Dataset items:
(begin)

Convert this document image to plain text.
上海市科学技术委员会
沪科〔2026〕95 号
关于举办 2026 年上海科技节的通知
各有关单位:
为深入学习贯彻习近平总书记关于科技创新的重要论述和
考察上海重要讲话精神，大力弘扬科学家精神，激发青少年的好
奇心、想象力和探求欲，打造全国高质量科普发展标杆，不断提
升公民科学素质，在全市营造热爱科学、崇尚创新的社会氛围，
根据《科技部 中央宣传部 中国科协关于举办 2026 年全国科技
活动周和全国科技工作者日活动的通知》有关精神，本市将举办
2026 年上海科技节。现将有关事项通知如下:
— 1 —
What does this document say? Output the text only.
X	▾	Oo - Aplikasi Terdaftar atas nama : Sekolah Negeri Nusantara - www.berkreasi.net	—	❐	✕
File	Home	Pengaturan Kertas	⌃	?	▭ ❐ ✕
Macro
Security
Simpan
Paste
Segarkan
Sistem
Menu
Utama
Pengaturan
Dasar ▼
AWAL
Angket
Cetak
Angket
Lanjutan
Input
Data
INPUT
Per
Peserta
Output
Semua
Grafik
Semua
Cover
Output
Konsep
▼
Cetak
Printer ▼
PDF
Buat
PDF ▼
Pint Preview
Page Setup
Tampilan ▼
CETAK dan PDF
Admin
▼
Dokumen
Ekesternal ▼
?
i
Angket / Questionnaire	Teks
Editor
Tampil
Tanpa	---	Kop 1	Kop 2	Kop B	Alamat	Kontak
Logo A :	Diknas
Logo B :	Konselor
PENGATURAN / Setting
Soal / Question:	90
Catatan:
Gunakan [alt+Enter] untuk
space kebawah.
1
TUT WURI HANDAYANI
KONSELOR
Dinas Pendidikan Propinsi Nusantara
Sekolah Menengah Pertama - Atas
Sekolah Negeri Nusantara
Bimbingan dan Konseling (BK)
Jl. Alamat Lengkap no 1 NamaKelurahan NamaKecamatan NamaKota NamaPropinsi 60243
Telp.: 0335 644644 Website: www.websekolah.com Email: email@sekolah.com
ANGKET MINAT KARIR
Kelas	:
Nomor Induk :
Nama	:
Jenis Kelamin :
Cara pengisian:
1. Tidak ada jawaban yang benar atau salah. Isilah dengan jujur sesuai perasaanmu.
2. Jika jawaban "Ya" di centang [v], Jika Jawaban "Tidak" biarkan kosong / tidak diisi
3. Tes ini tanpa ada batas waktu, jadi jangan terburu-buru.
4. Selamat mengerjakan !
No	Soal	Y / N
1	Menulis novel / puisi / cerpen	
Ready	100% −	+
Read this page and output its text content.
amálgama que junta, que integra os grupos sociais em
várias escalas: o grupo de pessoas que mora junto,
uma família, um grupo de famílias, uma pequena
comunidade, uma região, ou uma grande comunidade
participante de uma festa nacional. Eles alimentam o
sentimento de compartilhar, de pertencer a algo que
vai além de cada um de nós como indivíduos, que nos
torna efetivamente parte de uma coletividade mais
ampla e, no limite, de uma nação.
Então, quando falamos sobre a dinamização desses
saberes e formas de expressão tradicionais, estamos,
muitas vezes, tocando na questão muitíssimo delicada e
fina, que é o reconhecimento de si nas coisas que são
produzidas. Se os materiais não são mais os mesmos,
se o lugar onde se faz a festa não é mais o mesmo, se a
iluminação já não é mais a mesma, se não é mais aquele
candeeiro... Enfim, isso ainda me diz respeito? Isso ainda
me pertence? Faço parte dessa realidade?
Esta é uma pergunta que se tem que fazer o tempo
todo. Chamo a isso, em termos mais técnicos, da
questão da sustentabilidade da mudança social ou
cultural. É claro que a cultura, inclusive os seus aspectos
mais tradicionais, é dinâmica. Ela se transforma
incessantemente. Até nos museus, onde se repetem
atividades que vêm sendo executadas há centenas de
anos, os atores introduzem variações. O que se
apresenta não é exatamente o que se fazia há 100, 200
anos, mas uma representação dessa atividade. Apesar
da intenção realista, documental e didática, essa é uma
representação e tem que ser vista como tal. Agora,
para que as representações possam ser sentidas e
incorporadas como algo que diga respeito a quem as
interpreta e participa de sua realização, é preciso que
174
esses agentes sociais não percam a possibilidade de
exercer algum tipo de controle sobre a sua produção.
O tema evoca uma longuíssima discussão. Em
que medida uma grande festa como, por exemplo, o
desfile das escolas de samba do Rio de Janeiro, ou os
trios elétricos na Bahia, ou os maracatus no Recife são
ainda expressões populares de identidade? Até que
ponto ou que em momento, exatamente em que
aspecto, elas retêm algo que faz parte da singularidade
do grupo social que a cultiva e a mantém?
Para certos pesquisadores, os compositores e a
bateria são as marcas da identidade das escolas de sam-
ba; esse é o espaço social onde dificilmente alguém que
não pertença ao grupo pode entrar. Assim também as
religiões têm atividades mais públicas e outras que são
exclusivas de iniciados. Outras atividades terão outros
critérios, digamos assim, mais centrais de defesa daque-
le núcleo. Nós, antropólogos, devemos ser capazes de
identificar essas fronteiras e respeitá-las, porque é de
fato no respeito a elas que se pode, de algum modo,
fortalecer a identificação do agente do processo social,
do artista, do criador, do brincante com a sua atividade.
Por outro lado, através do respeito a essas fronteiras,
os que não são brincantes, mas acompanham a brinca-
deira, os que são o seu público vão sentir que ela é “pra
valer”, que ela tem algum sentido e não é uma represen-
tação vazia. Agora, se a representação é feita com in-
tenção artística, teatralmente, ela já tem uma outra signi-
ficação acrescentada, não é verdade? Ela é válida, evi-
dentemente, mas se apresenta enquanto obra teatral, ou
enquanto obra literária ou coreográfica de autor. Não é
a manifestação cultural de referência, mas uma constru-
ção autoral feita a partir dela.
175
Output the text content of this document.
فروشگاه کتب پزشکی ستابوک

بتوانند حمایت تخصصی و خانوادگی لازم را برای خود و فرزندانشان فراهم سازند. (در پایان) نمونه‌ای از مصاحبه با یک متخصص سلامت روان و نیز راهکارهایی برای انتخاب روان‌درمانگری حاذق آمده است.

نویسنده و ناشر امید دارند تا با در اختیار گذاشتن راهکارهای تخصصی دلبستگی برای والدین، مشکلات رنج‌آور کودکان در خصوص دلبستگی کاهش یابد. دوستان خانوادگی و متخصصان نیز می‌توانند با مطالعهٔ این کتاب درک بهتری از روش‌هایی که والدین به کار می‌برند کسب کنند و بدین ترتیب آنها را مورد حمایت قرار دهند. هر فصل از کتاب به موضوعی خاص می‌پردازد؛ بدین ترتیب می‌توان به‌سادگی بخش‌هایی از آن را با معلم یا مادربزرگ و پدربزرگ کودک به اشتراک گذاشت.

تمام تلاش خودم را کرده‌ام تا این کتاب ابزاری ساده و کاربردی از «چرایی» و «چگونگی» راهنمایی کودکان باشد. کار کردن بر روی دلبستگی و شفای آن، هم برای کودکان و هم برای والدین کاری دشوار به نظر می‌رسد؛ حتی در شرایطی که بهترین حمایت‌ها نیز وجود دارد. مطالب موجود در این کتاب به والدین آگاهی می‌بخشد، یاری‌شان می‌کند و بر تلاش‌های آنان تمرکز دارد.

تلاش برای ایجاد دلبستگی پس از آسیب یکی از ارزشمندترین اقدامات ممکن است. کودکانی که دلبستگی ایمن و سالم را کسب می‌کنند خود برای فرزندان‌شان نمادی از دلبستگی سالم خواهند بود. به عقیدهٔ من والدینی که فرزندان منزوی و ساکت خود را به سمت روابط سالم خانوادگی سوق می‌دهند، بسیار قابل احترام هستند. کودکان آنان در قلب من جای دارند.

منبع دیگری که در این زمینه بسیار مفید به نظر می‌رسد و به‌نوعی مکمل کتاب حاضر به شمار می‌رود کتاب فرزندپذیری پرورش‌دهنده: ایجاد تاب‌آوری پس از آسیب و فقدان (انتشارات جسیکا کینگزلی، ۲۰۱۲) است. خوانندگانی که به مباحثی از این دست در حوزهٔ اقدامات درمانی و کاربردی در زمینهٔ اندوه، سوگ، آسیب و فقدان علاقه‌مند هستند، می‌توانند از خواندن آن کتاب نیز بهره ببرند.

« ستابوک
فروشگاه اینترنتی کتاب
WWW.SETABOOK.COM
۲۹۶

(end)

- Goal of the exercise -
Print only the lines from the one with "Output the text content of this document." to the end of the records, both included.

- Answer to this exercise -
Output the text content of this document.
فروشگاه کتب پزشکی ستابوک

بتوانند حمایت تخصصی و خانوادگی لازم را برای خود و فرزندانشان فراهم سازند. (در پایان) نمونه‌ای از مصاحبه با یک متخصص سلامت روان و نیز راهکارهایی برای انتخاب روان‌درمانگری حاذق آمده است.

نویسنده و ناشر امید دارند تا با در اختیار گذاشتن راهکارهای تخصصی دلبستگی برای والدین، مشکلات رنج‌آور کودکان در خصوص دلبستگی کاهش یابد. دوستان خانوادگی و متخصصان نیز می‌توانند با مطالعهٔ این کتاب درک بهتری از روش‌هایی که والدین به کار می‌برند کسب کنند و بدین ترتیب آنها را مورد حمایت قرار دهند. هر فصل از کتاب به موضوعی خاص می‌پردازد؛ بدین ترتیب می‌توان به‌سادگی بخش‌هایی از آن را با معلم یا مادربزرگ و پدربزرگ کودک به اشتراک گذاشت.

تمام تلاش خودم را کرده‌ام تا این کتاب ابزاری ساده و کاربردی از «چرایی» و «چگونگی» راهنمایی کودکان باشد. کار کردن بر روی دلبستگی و شفای آن، هم برای کودکان و هم برای والدین کاری دشوار به نظر می‌رسد؛ حتی در شرایطی که بهترین حمایت‌ها نیز وجود دارد. مطالب موجود در این کتاب به والدین آگاهی می‌بخشد، یاری‌شان می‌کند و بر تلاش‌های آنان تمرکز دارد.

تلاش برای ایجاد دلبستگی پس از آسیب یکی از ارزشمندترین اقدامات ممکن است. کودکانی که دلبستگی ایمن و سالم را کسب می‌کنند خود برای فرزندان‌شان نمادی از دلبستگی سالم خواهند بود. به عقیدهٔ من والدینی که فرزندان منزوی و ساکت خود را به سمت روابط سالم خانوادگی سوق می‌دهند، بسیار قابل احترام هستند. کودکان آنان در قلب من جای دارند.

منبع دیگری که در این زمینه بسیار مفید به نظر می‌رسد و به‌نوعی مکمل کتاب حاضر به شمار می‌رود کتاب فرزندپذیری پرورش‌دهنده: ایجاد تاب‌آوری پس از آسیب و فقدان (انتشارات جسیکا کینگزلی، ۲۰۱۲) است. خوانندگانی که به مباحثی از این دست در حوزهٔ اقدامات درمانی و کاربردی در زمینهٔ اندوه، سوگ، آسیب و فقدان علاقه‌مند هستند، می‌توانند از خواندن آن کتاب نیز بهره ببرند.

« ستابوک
فروشگاه اینترنتی کتاب
WWW.SETABOOK.COM
۲۹۶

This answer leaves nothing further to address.